▶ **Aufgabenliste**:
[A] Fassen Sie den Text über das Design des Schulbuches World Geography in zwei Sätzen zusammen.
[B] Nennen Sie sämtliche Gesichtspunkte des äußeren und des inneren Designs, die der Text über das Design von World Geography in Klammern aufführt.
[C] Fahren Sie mit dem Text über das Design von World Geography im Anschluss an dessen letzten Satz fort.

▶ **Textausschnitt**:
________________________________________
6.1.1.1. Design
Der visuelle Eindruck eines Schulbuches entscheidet mit, ob Schüler und Lehrer gerne damit arbeiten oder nicht. Das Design kann die Arbeit mit dem Medium erleichtern, aber auch erschweren. Deshalb gehe ich im Folgenden auf das äußere Design (Verarbeitung, Haltbarkeit, Handlichkeit etc.), sowie das innere Design (Schrift, Graphik, Bilder etc.) von World Geography und unter 5.2.1.1 von Unsere Erde näher ein.
Das Lehrbuch World Geography ist laut dem auf der Innenseite des Hardcover-Einbandes gedruckten Ausleihstempels für eine neunjährige Nutzung ausgelegt. Durchschnittlich wird in den USA ein Schulbuch nach sechs Jahren ersetzt.[56] Spätestens dann ist es in einem Fach wie Geographie auch veraltet.
Abb. 4 World Geography 2000, S.181
Das Buch misst 22,2cm x 28,3cm x 3cm, umfasst 832 Seiten und wiegt 2 kg. Das ist aus zwei Gründen problematisch. Zum einen ist ein Buch dieser Größe unhandlich, da es auf den in den USA üblichen kleinen Einzeltischen den gesamten Platz einnimmt und dadurch für Hefte und Arbeitsblätter kein Platz mehr bleibt. Zum anderen leiden die Schüler beim Transport unter dem enormen Gewicht des Buches. Vorteilhaft erscheint mir der Aspekt, dass das Buch das gesamte fachliche Wissen, das ein High School-Schüler im Fach Geographie erreichen soll, abdeckt und es mit seiner Informationsfülle als Nachschlagewerk attraktiv ist.
________________________________________
▶ **Datensatzinhalt**:
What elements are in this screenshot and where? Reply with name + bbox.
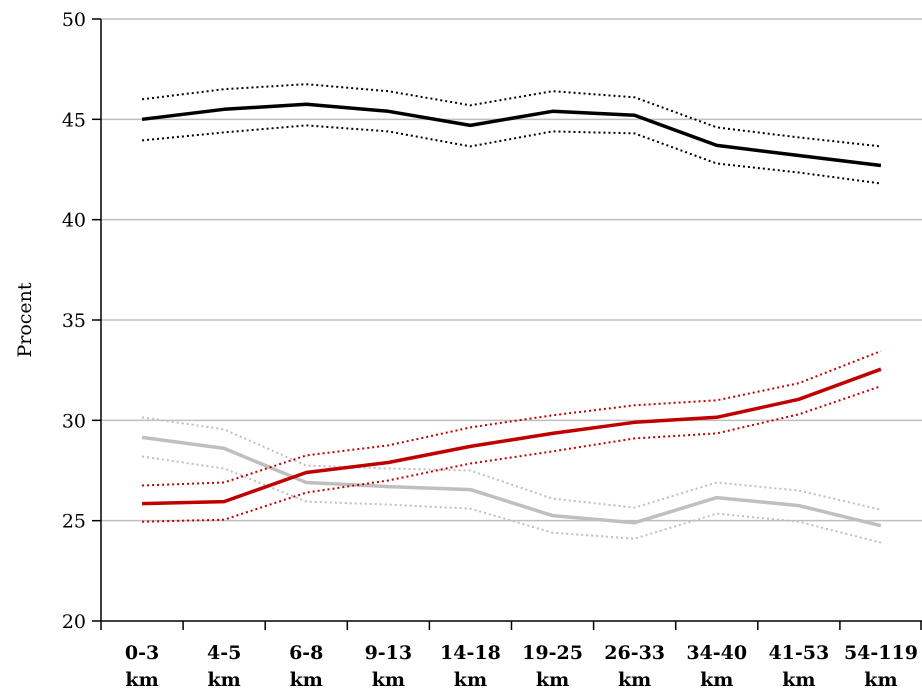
________________________________________
▶ **Antworten**:
[A] Das äußere und das innere Design eines Schulbuches bestimmen mit, ob Schüler und Lehrer gerne damit arbeiten, weshalb beides bei World Geography näher betrachtet wird. Das auf eine neunjährige Nutzung ausgelegte Buch ist mit 832 Seiten und 2 kg unhandlich und schwer zu transportieren, deckt jedoch das gesamte Geographiewissen eines High School-Schülers ab und ist als Nachschlagewerk attraktiv.

[B]
- Verarbeitung
- Haltbarkeit
- Handlichkeit
- Schrift
- Graphik
- Bilder

[C]
Farblich wird das Buch von den vier Hauptfarben dominiert. So sind die Hauptüberschriften in Rot gehalten und Unterüberschriften in Blau. Abschnitte mit Karten- und Bildmaterial, sowie Zusammenfassungen sind hellgelb hinterlegt und haben einen farbigen Rahmen, um sich von den normalen Buchseiten abzuheben. Die Schriftarten beschränken sich auf Arial für Überschriften und Times New Roman für den fortlaufenden Text, sind also sehr sachlich gehalten. So wirkt das Buch durchaus freundlich und nicht monoton, aber nicht immer unbedingt übersichtlich (vgl. Abb.4). Durch die relative Vielzahl von Farben fällt es dem Leser manchmal schwer, das sehr detaillierte Gliederungsschema zu überblicken. Zwar steht am Fußende der Seiten kleingedruckt in welcher Unit und welchem Chapter man sich befindet, doch das Thema selbst ist nicht direkt ersichtlich.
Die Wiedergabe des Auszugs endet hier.